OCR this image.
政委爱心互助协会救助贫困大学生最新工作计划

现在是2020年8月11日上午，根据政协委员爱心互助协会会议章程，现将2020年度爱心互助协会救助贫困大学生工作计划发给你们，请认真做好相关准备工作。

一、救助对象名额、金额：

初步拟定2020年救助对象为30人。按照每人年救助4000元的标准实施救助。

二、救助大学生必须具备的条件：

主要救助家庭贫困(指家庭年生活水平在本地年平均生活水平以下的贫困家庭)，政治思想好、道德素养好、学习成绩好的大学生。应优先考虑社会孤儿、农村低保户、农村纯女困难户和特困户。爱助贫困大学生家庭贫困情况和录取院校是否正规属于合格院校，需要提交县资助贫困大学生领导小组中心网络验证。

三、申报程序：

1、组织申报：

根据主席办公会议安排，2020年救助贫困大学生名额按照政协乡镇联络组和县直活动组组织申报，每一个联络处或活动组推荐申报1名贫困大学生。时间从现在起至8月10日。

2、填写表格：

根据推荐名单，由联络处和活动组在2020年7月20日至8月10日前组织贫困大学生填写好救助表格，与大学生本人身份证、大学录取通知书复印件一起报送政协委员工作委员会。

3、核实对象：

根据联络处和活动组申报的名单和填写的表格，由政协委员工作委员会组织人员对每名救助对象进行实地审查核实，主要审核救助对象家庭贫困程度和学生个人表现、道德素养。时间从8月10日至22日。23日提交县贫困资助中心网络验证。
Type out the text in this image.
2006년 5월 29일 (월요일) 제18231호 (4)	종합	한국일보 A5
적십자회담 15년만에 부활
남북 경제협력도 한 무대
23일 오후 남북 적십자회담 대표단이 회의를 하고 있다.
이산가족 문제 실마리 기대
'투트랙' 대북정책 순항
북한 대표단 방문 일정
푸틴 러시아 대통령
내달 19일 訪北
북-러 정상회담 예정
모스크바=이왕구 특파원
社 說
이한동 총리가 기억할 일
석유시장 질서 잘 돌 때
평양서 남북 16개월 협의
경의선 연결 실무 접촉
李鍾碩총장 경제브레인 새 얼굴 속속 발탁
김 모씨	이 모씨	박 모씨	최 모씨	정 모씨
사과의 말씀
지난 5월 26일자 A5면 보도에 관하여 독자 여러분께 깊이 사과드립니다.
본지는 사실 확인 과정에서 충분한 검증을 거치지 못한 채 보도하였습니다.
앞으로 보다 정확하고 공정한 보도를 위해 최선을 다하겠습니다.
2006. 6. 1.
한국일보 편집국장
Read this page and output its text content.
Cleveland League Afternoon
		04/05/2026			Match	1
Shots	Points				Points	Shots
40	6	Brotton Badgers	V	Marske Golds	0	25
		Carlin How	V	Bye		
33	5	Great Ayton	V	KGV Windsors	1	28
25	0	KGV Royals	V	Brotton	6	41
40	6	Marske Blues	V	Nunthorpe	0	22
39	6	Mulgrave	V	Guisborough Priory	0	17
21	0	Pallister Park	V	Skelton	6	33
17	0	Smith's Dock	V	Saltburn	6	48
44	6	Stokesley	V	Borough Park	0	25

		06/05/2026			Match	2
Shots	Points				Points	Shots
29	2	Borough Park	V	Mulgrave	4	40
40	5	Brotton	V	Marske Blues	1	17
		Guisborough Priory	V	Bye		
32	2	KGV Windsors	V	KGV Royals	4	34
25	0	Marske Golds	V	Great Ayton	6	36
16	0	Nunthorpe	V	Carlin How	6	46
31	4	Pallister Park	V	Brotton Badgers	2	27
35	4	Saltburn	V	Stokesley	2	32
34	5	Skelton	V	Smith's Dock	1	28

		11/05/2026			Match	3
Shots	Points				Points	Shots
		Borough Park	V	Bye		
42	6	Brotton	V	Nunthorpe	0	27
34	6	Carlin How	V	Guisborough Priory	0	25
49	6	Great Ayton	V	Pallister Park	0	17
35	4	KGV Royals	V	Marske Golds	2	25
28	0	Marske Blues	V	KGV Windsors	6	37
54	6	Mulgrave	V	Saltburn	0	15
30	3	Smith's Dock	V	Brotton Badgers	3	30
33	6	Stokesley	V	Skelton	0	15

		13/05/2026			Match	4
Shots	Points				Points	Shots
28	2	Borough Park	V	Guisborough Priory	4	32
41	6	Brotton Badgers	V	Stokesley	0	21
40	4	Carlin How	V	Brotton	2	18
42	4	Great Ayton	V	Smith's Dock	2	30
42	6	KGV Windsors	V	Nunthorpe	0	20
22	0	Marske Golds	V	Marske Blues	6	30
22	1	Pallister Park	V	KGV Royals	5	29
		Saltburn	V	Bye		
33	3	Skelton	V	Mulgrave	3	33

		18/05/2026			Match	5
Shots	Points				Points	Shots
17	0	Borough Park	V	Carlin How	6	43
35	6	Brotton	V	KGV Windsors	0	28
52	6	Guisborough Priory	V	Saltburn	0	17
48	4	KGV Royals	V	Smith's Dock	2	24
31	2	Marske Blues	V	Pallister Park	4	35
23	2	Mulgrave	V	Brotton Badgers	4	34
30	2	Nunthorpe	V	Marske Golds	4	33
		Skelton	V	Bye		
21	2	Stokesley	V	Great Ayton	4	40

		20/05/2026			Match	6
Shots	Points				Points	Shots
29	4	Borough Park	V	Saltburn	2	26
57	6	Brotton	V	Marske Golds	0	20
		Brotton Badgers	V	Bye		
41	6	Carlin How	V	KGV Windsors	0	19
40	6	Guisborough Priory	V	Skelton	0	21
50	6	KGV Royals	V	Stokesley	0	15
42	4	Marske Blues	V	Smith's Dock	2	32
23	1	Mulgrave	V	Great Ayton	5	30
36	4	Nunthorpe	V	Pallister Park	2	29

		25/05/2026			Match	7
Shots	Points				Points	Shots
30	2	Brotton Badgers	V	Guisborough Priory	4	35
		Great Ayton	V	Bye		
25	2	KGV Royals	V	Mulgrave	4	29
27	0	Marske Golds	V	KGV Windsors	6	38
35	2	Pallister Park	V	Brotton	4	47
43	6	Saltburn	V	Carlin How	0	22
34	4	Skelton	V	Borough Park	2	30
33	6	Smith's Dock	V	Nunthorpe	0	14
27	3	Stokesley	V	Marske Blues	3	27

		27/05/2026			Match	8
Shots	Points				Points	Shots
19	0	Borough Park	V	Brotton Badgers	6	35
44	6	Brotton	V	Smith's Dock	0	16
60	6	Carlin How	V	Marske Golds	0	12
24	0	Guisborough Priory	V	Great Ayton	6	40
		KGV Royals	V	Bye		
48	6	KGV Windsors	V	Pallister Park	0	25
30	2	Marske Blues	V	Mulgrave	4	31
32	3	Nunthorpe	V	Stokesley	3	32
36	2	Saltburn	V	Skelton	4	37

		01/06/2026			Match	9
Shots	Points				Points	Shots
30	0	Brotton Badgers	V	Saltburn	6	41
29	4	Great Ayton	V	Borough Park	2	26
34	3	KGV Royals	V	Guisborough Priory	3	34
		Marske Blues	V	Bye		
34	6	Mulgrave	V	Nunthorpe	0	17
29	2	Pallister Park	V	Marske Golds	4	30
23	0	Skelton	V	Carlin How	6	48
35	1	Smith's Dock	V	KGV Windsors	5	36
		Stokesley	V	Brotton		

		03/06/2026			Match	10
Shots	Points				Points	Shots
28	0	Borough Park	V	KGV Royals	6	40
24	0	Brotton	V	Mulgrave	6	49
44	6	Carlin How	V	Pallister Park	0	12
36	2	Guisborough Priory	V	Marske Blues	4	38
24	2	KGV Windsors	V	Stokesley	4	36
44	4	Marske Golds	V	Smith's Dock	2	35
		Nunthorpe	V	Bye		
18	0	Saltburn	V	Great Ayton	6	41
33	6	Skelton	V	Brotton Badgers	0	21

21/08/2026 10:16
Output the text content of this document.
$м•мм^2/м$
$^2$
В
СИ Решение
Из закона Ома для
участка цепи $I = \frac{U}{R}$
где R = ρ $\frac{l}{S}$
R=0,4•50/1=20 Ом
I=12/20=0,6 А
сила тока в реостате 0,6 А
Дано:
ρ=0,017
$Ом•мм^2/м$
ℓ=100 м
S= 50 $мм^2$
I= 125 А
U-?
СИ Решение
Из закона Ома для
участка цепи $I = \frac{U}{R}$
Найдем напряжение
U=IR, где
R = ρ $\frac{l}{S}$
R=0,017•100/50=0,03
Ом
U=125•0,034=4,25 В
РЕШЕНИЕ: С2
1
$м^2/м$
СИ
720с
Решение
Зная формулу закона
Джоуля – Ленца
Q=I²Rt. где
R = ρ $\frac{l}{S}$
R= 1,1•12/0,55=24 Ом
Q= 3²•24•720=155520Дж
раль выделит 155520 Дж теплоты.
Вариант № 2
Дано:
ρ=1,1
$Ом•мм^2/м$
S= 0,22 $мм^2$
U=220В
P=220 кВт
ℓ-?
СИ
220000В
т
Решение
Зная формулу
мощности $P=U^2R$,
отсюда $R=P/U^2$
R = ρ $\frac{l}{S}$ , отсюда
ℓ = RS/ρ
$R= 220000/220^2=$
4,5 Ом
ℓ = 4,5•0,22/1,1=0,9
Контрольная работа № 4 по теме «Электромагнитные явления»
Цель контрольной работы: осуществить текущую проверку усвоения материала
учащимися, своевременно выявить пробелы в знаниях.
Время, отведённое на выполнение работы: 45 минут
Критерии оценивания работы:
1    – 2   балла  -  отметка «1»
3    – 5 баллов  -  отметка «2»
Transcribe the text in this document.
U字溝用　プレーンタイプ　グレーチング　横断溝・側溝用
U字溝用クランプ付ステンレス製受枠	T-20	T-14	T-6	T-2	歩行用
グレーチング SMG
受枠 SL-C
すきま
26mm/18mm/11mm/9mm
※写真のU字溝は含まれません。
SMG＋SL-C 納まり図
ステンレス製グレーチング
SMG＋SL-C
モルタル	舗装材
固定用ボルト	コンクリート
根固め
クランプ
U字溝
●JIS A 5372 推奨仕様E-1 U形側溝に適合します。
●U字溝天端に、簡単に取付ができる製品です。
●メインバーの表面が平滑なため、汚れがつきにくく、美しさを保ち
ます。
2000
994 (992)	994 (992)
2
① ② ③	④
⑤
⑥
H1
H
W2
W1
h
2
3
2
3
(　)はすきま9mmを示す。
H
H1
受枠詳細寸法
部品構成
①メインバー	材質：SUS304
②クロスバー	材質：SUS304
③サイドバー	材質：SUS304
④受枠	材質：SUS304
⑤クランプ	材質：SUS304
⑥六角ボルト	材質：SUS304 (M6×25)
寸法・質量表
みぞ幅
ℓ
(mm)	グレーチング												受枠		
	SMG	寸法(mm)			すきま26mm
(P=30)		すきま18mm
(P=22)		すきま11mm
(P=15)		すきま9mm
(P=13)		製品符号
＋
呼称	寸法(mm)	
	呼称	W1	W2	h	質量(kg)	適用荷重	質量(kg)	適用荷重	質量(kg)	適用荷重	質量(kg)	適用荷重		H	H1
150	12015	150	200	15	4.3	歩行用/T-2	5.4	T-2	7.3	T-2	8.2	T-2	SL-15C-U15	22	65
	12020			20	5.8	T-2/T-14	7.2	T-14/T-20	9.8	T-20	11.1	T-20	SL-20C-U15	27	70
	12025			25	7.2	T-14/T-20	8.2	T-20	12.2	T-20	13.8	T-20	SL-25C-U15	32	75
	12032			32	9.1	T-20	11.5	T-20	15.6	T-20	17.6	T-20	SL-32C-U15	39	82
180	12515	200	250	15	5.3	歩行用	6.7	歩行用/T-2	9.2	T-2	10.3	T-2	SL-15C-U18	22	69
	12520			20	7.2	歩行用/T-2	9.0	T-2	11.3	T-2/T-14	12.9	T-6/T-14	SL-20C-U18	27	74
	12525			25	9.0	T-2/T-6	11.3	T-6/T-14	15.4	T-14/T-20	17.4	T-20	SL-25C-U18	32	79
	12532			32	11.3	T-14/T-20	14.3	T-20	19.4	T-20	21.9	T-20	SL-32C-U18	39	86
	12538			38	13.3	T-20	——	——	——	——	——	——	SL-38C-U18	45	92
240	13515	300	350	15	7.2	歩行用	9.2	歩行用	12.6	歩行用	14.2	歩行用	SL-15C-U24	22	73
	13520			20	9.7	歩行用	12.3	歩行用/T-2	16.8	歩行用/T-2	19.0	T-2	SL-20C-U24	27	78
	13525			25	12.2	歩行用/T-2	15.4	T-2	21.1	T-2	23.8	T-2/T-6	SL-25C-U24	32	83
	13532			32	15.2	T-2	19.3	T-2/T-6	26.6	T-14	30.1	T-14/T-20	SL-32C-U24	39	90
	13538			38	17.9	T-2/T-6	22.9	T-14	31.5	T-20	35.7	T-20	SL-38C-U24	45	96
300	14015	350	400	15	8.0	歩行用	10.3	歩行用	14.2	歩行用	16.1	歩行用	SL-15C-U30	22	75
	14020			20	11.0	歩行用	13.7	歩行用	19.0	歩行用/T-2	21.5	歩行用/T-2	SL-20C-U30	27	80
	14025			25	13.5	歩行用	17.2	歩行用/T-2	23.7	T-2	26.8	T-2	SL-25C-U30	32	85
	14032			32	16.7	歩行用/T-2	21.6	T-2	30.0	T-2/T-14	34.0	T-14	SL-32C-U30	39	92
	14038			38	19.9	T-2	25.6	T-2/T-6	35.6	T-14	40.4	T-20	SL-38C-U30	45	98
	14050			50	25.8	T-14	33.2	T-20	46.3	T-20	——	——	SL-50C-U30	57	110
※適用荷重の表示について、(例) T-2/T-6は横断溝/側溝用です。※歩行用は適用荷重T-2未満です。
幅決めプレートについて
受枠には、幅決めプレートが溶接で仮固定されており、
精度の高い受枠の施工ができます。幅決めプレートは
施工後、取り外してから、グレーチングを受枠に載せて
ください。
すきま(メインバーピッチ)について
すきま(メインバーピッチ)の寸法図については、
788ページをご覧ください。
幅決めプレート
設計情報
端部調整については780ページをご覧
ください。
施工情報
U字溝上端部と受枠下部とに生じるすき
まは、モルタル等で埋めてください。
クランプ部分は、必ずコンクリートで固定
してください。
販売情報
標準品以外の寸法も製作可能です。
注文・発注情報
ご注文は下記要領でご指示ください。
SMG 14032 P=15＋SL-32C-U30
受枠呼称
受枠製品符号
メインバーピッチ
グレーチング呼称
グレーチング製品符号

GOAL OF THE EXERCISE: List the lines of the entries that include "отметка".

RIGHT ANSWER:
1    – 2   балла  -  отметка «1»
3    – 5 баллов  -  отметка «2»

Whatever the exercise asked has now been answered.